**GIVEN TASK:**
All of the records listed below should be retyped exactly.

─── DATA TO PROCESS ───

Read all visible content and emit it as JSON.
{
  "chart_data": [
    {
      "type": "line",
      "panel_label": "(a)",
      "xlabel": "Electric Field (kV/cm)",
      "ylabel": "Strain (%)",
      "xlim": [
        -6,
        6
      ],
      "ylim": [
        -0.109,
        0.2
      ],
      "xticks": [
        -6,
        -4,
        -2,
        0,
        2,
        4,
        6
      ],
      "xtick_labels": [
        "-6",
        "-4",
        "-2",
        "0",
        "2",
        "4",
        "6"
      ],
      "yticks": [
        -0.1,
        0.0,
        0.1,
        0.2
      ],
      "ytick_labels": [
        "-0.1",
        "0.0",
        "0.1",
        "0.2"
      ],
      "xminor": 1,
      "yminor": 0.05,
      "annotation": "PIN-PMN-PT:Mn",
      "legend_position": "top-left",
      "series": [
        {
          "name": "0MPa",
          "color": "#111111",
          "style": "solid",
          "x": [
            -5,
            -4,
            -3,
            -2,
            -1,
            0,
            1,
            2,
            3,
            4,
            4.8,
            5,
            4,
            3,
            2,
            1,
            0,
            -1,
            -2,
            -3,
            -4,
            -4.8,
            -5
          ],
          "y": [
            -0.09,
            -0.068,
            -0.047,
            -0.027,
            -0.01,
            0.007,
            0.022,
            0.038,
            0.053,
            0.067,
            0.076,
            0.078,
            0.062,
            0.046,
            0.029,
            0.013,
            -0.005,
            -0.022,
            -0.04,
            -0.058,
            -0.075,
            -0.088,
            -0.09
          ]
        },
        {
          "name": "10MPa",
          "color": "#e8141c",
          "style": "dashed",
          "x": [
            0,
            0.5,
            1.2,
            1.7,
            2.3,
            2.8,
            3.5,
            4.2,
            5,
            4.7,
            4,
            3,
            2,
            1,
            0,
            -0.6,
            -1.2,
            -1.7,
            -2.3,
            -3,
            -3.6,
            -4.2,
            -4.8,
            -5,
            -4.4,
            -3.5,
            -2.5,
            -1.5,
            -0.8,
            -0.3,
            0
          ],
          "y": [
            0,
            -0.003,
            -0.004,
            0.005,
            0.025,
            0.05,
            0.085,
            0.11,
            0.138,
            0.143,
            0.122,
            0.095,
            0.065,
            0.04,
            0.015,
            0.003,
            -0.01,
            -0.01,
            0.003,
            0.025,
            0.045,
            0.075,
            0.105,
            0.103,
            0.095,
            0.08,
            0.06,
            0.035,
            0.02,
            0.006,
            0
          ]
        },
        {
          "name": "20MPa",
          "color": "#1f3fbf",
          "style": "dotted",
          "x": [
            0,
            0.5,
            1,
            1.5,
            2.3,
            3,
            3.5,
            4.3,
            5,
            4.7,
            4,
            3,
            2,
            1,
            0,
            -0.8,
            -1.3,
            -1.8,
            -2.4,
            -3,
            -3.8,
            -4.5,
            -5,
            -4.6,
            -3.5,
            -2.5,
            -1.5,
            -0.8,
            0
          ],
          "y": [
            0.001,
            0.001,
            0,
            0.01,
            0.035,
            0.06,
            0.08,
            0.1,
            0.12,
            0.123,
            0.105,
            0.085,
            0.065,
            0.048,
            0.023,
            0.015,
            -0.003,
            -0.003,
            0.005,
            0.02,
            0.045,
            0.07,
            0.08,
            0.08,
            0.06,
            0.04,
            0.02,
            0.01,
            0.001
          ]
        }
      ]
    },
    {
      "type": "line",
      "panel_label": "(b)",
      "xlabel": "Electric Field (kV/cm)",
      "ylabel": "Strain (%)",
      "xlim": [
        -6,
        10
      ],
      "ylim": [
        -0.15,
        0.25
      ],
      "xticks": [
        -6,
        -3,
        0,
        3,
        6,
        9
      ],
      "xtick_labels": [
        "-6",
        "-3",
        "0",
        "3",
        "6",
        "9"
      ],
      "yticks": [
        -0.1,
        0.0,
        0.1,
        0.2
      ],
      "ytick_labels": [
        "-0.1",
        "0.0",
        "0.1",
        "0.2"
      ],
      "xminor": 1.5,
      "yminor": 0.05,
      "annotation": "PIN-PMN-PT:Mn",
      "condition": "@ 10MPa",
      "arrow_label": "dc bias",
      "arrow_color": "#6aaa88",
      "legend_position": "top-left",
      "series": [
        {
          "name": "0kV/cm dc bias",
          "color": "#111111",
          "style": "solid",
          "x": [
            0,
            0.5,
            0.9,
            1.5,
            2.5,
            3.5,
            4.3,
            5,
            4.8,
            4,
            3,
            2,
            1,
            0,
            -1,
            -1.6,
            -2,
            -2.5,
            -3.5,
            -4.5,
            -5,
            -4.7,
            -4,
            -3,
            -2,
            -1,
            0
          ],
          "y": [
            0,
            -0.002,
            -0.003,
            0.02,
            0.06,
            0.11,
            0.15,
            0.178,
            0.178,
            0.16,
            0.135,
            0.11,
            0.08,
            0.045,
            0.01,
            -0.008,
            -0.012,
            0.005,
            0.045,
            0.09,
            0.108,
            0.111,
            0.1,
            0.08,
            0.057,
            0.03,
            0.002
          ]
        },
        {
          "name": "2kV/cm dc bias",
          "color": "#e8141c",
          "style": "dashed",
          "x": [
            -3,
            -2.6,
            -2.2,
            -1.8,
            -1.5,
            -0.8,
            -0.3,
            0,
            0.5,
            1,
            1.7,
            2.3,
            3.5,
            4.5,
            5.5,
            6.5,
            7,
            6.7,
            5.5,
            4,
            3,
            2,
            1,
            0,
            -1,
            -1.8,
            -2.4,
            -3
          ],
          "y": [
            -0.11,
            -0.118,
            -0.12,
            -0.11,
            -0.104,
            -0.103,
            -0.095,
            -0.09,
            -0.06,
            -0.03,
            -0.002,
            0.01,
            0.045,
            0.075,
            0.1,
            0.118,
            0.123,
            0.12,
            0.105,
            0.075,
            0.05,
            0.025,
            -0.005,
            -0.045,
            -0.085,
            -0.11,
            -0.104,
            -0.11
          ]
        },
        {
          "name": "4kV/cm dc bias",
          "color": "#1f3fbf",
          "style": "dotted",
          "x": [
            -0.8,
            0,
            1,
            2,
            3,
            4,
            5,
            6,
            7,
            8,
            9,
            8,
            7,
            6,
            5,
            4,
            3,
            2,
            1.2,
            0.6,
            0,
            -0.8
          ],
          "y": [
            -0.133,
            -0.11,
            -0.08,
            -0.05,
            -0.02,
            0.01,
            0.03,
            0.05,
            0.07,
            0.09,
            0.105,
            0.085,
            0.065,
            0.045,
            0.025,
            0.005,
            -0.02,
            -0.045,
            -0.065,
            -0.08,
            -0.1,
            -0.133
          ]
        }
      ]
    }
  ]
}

───

**CORRECT OUTPUT:**
Read all visible content and emit it as JSON.
{
  "chart_data": [
    {
      "type": "line",
      "panel_label": "(a)",
      "xlabel": "Electric Field (kV/cm)",
      "ylabel": "Strain (%)",
      "xlim": [
        -6,
        6
      ],
      "ylim": [
        -0.109,
        0.2
      ],
      "xticks": [
        -6,
        -4,
        -2,
        0,
        2,
        4,
        6
      ],
      "xtick_labels": [
        "-6",
        "-4",
        "-2",
        "0",
        "2",
        "4",
        "6"
      ],
      "yticks": [
        -0.1,
        0.0,
        0.1,
        0.2
      ],
      "ytick_labels": [
        "-0.1",
        "0.0",
        "0.1",
        "0.2"
      ],
      "xminor": 1,
      "yminor": 0.05,
      "annotation": "PIN-PMN-PT:Mn",
      "legend_position": "top-left",
      "series": [
        {
          "name": "0MPa",
          "color": "#111111",
          "style": "solid",
          "x": [
            -5,
            -4,
            -3,
            -2,
            -1,
            0,
            1,
            2,
            3,
            4,
            4.8,
            5,
            4,
            3,
            2,
            1,
            0,
            -1,
            -2,
            -3,
            -4,
            -4.8,
            -5
          ],
          "y": [
            -0.09,
            -0.068,
            -0.047,
            -0.027,
            -0.01,
            0.007,
            0.022,
            0.038,
            0.053,
            0.067,
            0.076,
            0.078,
            0.062,
            0.046,
            0.029,
            0.013,
            -0.005,
            -0.022,
            -0.04,
            -0.058,
            -0.075,
            -0.088,
            -0.09
          ]
        },
        {
          "name": "10MPa",
          "color": "#e8141c",
          "style": "dashed",
          "x": [
            0,
            0.5,
            1.2,
            1.7,
            2.3,
            2.8,
            3.5,
            4.2,
            5,
            4.7,
            4,
            3,
            2,
            1,
            0,
            -0.6,
            -1.2,
            -1.7,
            -2.3,
            -3,
            -3.6,
            -4.2,
            -4.8,
            -5,
            -4.4,
            -3.5,
            -2.5,
            -1.5,
            -0.8,
            -0.3,
            0
          ],
          "y": [
            0,
            -0.003,
            -0.004,
            0.005,
            0.025,
            0.05,
            0.085,
            0.11,
            0.138,
            0.143,
            0.122,
            0.095,
            0.065,
            0.04,
            0.015,
            0.003,
            -0.01,
            -0.01,
            0.003,
            0.025,
            0.045,
            0.075,
            0.105,
            0.103,
            0.095,
            0.08,
            0.06,
            0.035,
            0.02,
            0.006,
            0
          ]
        },
        {
          "name": "20MPa",
          "color": "#1f3fbf",
          "style": "dotted",
          "x": [
            0,
            0.5,
            1,
            1.5,
            2.3,
            3,
            3.5,
            4.3,
            5,
            4.7,
            4,
            3,
            2,
            1,
            0,
            -0.8,
            -1.3,
            -1.8,
            -2.4,
            -3,
            -3.8,
            -4.5,
            -5,
            -4.6,
            -3.5,
            -2.5,
            -1.5,
            -0.8,
            0
          ],
          "y": [
            0.001,
            0.001,
            0,
            0.01,
            0.035,
            0.06,
            0.08,
            0.1,
            0.12,
            0.123,
            0.105,
            0.085,
            0.065,
            0.048,
            0.023,
            0.015,
            -0.003,
            -0.003,
            0.005,
            0.02,
            0.045,
            0.07,
            0.08,
            0.08,
            0.06,
            0.04,
            0.02,
            0.01,
            0.001
          ]
        }
      ]
    },
    {
      "type": "line",
      "panel_label": "(b)",
      "xlabel": "Electric Field (kV/cm)",
      "ylabel": "Strain (%)",
      "xlim": [
        -6,
        10
      ],
      "ylim": [
        -0.15,
        0.25
      ],
      "xticks": [
        -6,
        -3,
        0,
        3,
        6,
        9
      ],
      "xtick_labels": [
        "-6",
        "-3",
        "0",
        "3",
        "6",
        "9"
      ],
      "yticks": [
        -0.1,
        0.0,
        0.1,
        0.2
      ],
      "ytick_labels": [
        "-0.1",
        "0.0",
        "0.1",
        "0.2"
      ],
      "xminor": 1.5,
      "yminor": 0.05,
      "annotation": "PIN-PMN-PT:Mn",
      "condition": "@ 10MPa",
      "arrow_label": "dc bias",
      "arrow_color": "#6aaa88",
      "legend_position": "top-left",
      "series": [
        {
          "name": "0kV/cm dc bias",
          "color": "#111111",
          "style": "solid",
          "x": [
            0,
            0.5,
            0.9,
            1.5,
            2.5,
            3.5,
            4.3,
            5,
            4.8,
            4,
            3,
            2,
            1,
            0,
            -1,
            -1.6,
            -2,
            -2.5,
            -3.5,
            -4.5,
            -5,
            -4.7,
            -4,
            -3,
            -2,
            -1,
            0
          ],
          "y": [
            0,
            -0.002,
            -0.003,
            0.02,
            0.06,
            0.11,
            0.15,
            0.178,
            0.178,
            0.16,
            0.135,
            0.11,
            0.08,
            0.045,
            0.01,
            -0.008,
            -0.012,
            0.005,
            0.045,
            0.09,
            0.108,
            0.111,
            0.1,
            0.08,
            0.057,
            0.03,
            0.002
          ]
        },
        {
          "name": "2kV/cm dc bias",
          "color": "#e8141c",
          "style": "dashed",
          "x": [
            -3,
            -2.6,
            -2.2,
            -1.8,
            -1.5,
            -0.8,
            -0.3,
            0,
            0.5,
            1,
            1.7,
            2.3,
            3.5,
            4.5,
            5.5,
            6.5,
            7,
            6.7,
            5.5,
            4,
            3,
            2,
            1,
            0,
            -1,
            -1.8,
            -2.4,
            -3
          ],
          "y": [
            -0.11,
            -0.118,
            -0.12,
            -0.11,
            -0.104,
            -0.103,
            -0.095,
            -0.09,
            -0.06,
            -0.03,
            -0.002,
            0.01,
            0.045,
            0.075,
            0.1,
            0.118,
            0.123,
            0.12,
            0.105,
            0.075,
            0.05,
            0.025,
            -0.005,
            -0.045,
            -0.085,
            -0.11,
            -0.104,
            -0.11
          ]
        },
        {
          "name": "4kV/cm dc bias",
          "color": "#1f3fbf",
          "style": "dotted",
          "x": [
            -0.8,
            0,
            1,
            2,
            3,
            4,
            5,
            6,
            7,
            8,
            9,
            8,
            7,
            6,
            5,
            4,
            3,
            2,
            1.2,
            0.6,
            0,
            -0.8
          ],
          "y": [
            -0.133,
            -0.11,
            -0.08,
            -0.05,
            -0.02,
            0.01,
            0.03,
            0.05,
            0.07,
            0.09,
            0.105,
            0.085,
            0.065,
            0.045,
            0.025,
            0.005,
            -0.02,
            -0.045,
            -0.065,
            -0.08,
            -0.1,
            -0.133
          ]
        }
      ]
    }
  ]
}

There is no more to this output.